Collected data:
★ ★ ★ ★ ★

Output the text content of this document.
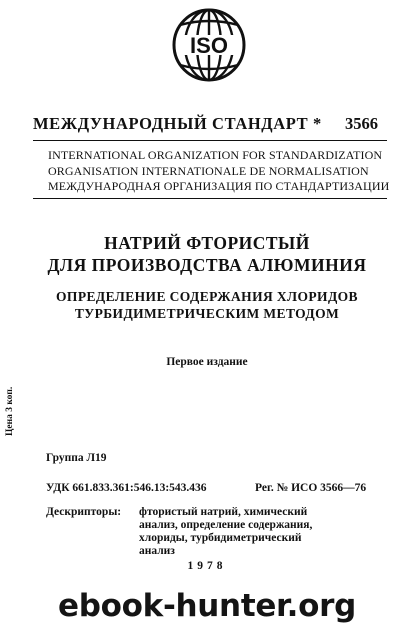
ISO
МЕЖДУНАРОДНЫЙ СТАНДАРТ * 3566
INTERNATIONAL ORGANIZATION FOR STANDARDIZATION
ORGANISATION INTERNATIONALE DE NORMALISATION
МЕЖДУНАРОДНАЯ ОРГАНИЗАЦИЯ ПО СТАНДАРТИЗАЦИИ
НАТРИЙ ФТОРИСТЫЙ
ДЛЯ ПРОИЗВОДСТВА АЛЮМИНИЯ
ОПРЕДЕЛЕНИЕ СОДЕРЖАНИЯ ХЛОРИДОВ
ТУРБИДИМЕТРИЧЕСКИМ МЕТОДОМ
Первое издание
Цена 3 коп.
Группа Л19
УДК 661.833.361:546.13:543.436	Рег. № ИСО 3566—76
Дескрипторы: фтористый натрий, химический
анализ, определение содержания,
хлориды, турбидиметрический
анализ
1978
ebook-hunter.org
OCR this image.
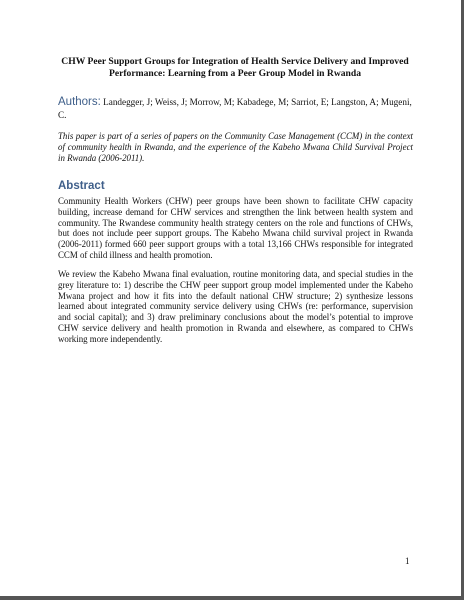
CHW Peer Support Groups for Integration of Health Service Delivery and Improved Performance: Learning from a Peer Group Model in Rwanda
Authors: Landegger, J; Weiss, J; Morrow, M; Kabadege, M; Sarriot, E; Langston, A; Mugeni, C.
This paper is part of a series of papers on the Community Case Management (CCM) in the context of community health in Rwanda, and the experience of the Kabeho Mwana Child Survival Project in Rwanda (2006-2011).
Abstract
Community Health Workers (CHW) peer groups have been shown to facilitate CHW capacity building, increase demand for CHW services and strengthen the link between health system and community. The Rwandese community health strategy centers on the role and functions of CHWs, but does not include peer support groups. The Kabeho Mwana child survival project in Rwanda (2006-2011) formed 660 peer support groups with a total 13,166 CHWs responsible for integrated CCM of child illness and health promotion.
We review the Kabeho Mwana final evaluation, routine monitoring data, and special studies in the grey literature to: 1) describe the CHW peer support group model implemented under the Kabeho Mwana project and how it fits into the default national CHW structure; 2) synthesize lessons learned about integrated community service delivery using CHWs (re: performance, supervision and social capital); and 3) draw preliminary conclusions about the model’s potential to improve CHW service delivery and health promotion in Rwanda and elsewhere, as compared to CHWs working more independently.
1
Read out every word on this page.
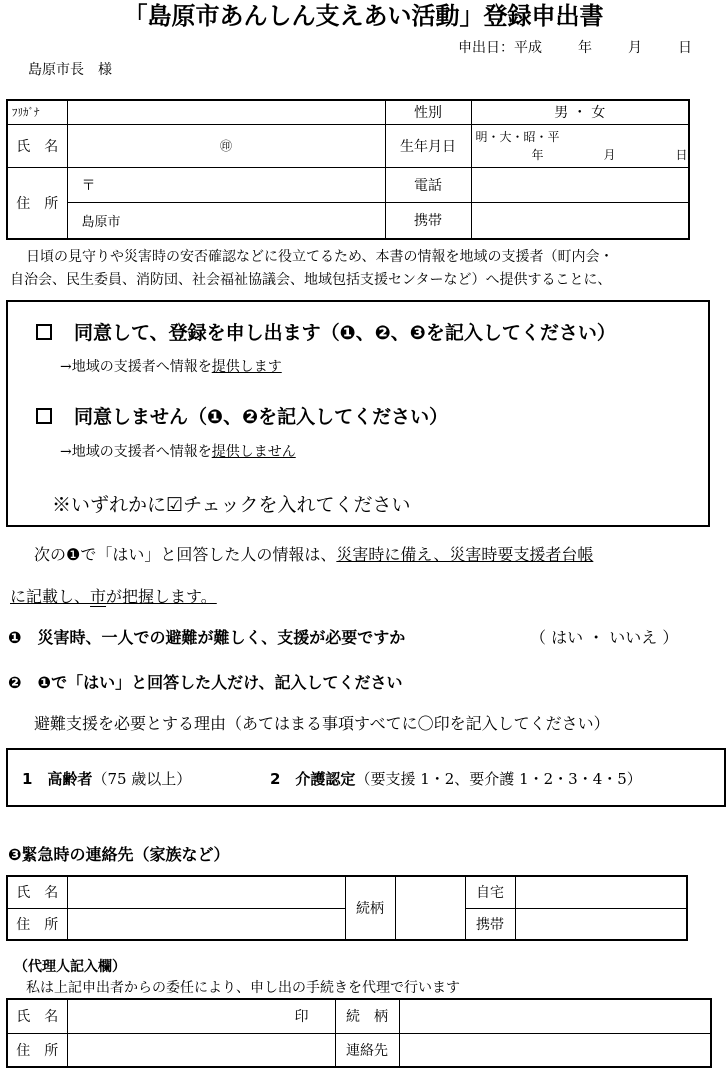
「島原市あんしん支えあい活動」登録申出書
申出日：平成	年	月	日
島原市長　様
ﾌﾘｶﾞﾅ		性別	男 ・ 女
氏　名	㊞	生年月日	明・大・昭・平
年 月 日

住　所	〒	電話	
	島原市	携帯	
日頃の見守りや災害時の安否確認などに役立てるため、本書の情報を地域の支援者（町内会・
自治会、民生委員、消防団、社会福祉協議会、地域包括支援センターなど）へ提供することに、
同意して、登録を申し出ます（❶、❷、❸を記入してください）
→地域の支援者へ情報を提供します
同意しません（❶、❷を記入してください）
→地域の支援者へ情報を提供しません
※いずれかに☑チェックを入れてください
次の❶で「はい」と回答した人の情報は、災害時に備え、災害時要支援者台帳
に記載し、市が把握します。
❶　災害時、一人での避難が難しく、支援が必要ですか	（ はい ・ いいえ ）
❷　❶で「はい」と回答した人だけ、記入してください
避難支援を必要とする理由（あてはまる事項すべてに〇印を記入してください）
1　高齢者（75 歳以上）	2　介護認定（要支援 1・2、要介護 1・2・3・4・5）
❸緊急時の連絡先（家族など）
氏　名		続柄		自宅	
住　所				携帯	
（代理人記入欄）
私は上記申出者からの委任により、申し出の手続きを代理で行います
氏　名	印	続　柄	
住　所		連絡先	
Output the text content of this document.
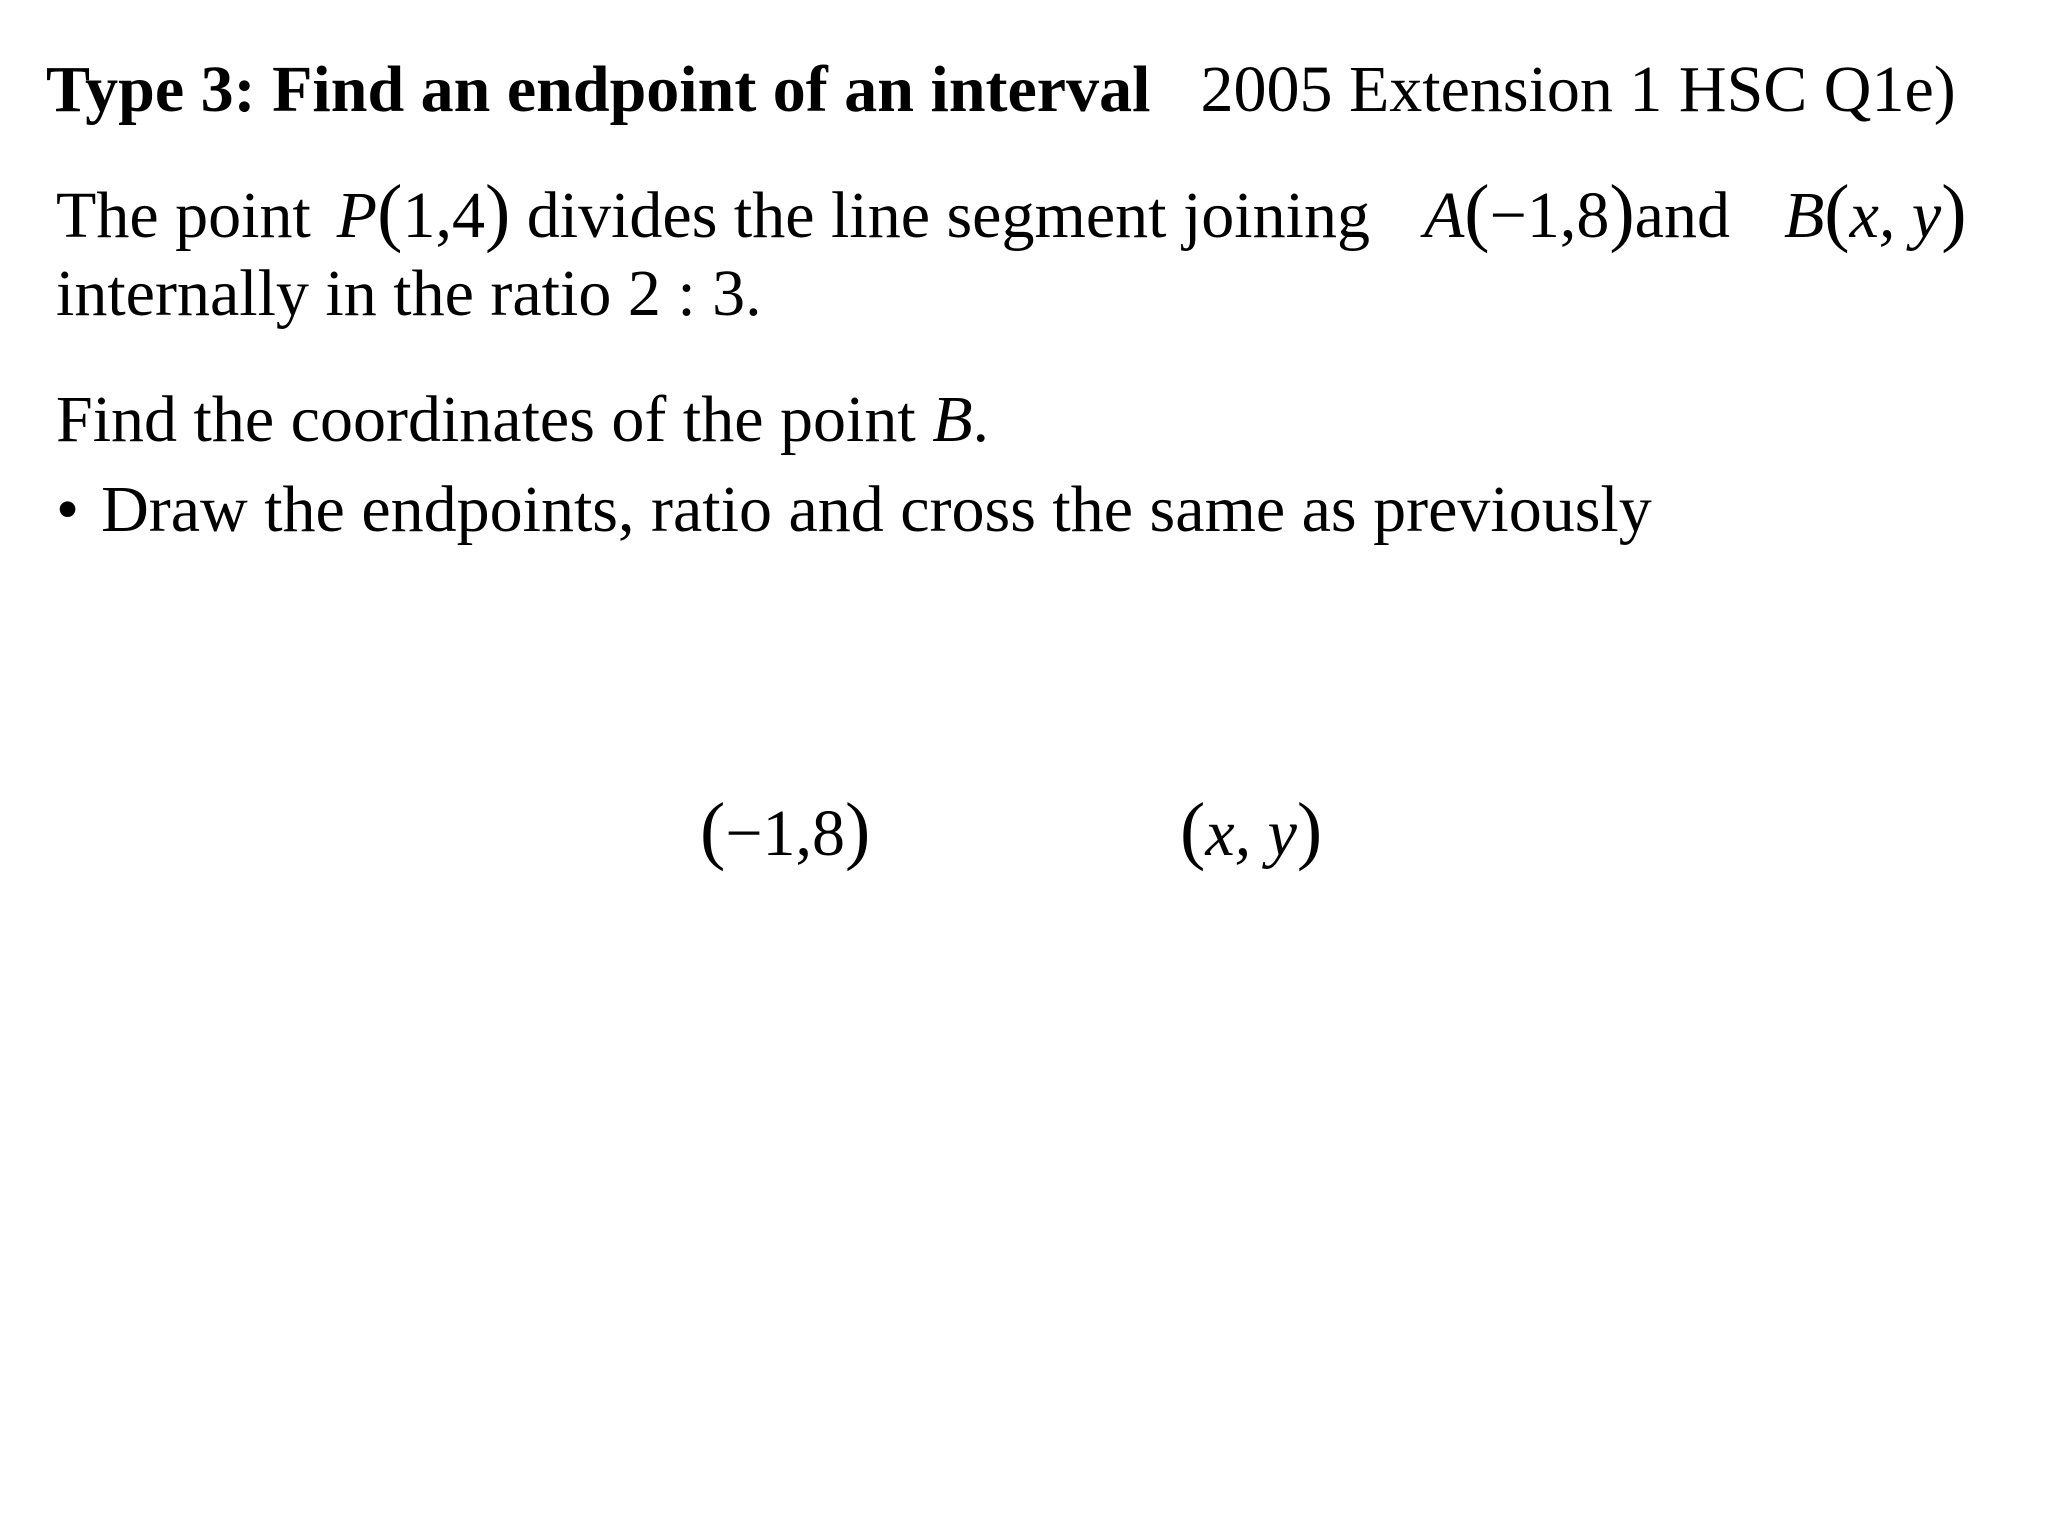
Type 3: Find an endpoint of an interval 2005 Extension 1 HSC Q1e)
The point P(1,4) divides the line segment joining A(−1,8)and B(x, y)
internally in the ratio 2 : 3.
Find the coordinates of the point B.
• Draw the endpoints, ratio and cross the same as previously
(−1,8)	(x, y)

★ ★ ★ ★ ★

> EXERCISE: Write out the listing word for word, omitting the pictures it holds.

> ANSWER TO THIS PROBLEM:
Output the text content of this document.
ISO
МЕЖДУНАРОДНЫЙ СТАНДАРТ * 3566
INTERNATIONAL ORGANIZATION FOR STANDARDIZATION
ORGANISATION INTERNATIONALE DE NORMALISATION
МЕЖДУНАРОДНАЯ ОРГАНИЗАЦИЯ ПО СТАНДАРТИЗАЦИИ
НАТРИЙ ФТОРИСТЫЙ
ДЛЯ ПРОИЗВОДСТВА АЛЮМИНИЯ
ОПРЕДЕЛЕНИЕ СОДЕРЖАНИЯ ХЛОРИДОВ
ТУРБИДИМЕТРИЧЕСКИМ МЕТОДОМ
Первое издание
Цена 3 коп.
Группа Л19
УДК 661.833.361:546.13:543.436	Рег. № ИСО 3566—76
Дескрипторы: фтористый натрий, химический
анализ, определение содержания,
хлориды, турбидиметрический
анализ
1978
ebook-hunter.org
OCR this image.
CHW Peer Support Groups for Integration of Health Service Delivery and Improved Performance: Learning from a Peer Group Model in Rwanda
Authors: Landegger, J; Weiss, J; Morrow, M; Kabadege, M; Sarriot, E; Langston, A; Mugeni, C.
This paper is part of a series of papers on the Community Case Management (CCM) in the context of community health in Rwanda, and the experience of the Kabeho Mwana Child Survival Project in Rwanda (2006-2011).
Abstract
Community Health Workers (CHW) peer groups have been shown to facilitate CHW capacity building, increase demand for CHW services and strengthen the link between health system and community. The Rwandese community health strategy centers on the role and functions of CHWs, but does not include peer support groups. The Kabeho Mwana child survival project in Rwanda (2006-2011) formed 660 peer support groups with a total 13,166 CHWs responsible for integrated CCM of child illness and health promotion.
We review the Kabeho Mwana final evaluation, routine monitoring data, and special studies in the grey literature to: 1) describe the CHW peer support group model implemented under the Kabeho Mwana project and how it fits into the default national CHW structure; 2) synthesize lessons learned about integrated community service delivery using CHWs (re: performance, supervision and social capital); and 3) draw preliminary conclusions about the model’s potential to improve CHW service delivery and health promotion in Rwanda and elsewhere, as compared to CHWs working more independently.
1
Read out every word on this page.
「島原市あんしん支えあい活動」登録申出書
申出日：平成	年	月	日
島原市長　様
ﾌﾘｶﾞﾅ		性別	男 ・ 女
氏　名	㊞	生年月日	明・大・昭・平
年 月 日

住　所	〒	電話	
	島原市	携帯	
日頃の見守りや災害時の安否確認などに役立てるため、本書の情報を地域の支援者（町内会・
自治会、民生委員、消防団、社会福祉協議会、地域包括支援センターなど）へ提供することに、
同意して、登録を申し出ます（❶、❷、❸を記入してください）
→地域の支援者へ情報を提供します
同意しません（❶、❷を記入してください）
→地域の支援者へ情報を提供しません
※いずれかに☑チェックを入れてください
次の❶で「はい」と回答した人の情報は、災害時に備え、災害時要支援者台帳
に記載し、市が把握します。
❶　災害時、一人での避難が難しく、支援が必要ですか	（ はい ・ いいえ ）
❷　❶で「はい」と回答した人だけ、記入してください
避難支援を必要とする理由（あてはまる事項すべてに〇印を記入してください）
1　高齢者（75 歳以上）	2　介護認定（要支援 1・2、要介護 1・2・3・4・5）
❸緊急時の連絡先（家族など）
氏　名		続柄		自宅	
住　所				携帯	
（代理人記入欄）
私は上記申出者からの委任により、申し出の手続きを代理で行います
氏　名	印	続　柄	
住　所		連絡先	
Output the text content of this document.
Type 3: Find an endpoint of an interval 2005 Extension 1 HSC Q1e)
The point P(1,4) divides the line segment joining A(−1,8)and B(x, y)
internally in the ratio 2 : 3.
Find the coordinates of the point B.
• Draw the endpoints, ratio and cross the same as previously
(−1,8)	(x, y)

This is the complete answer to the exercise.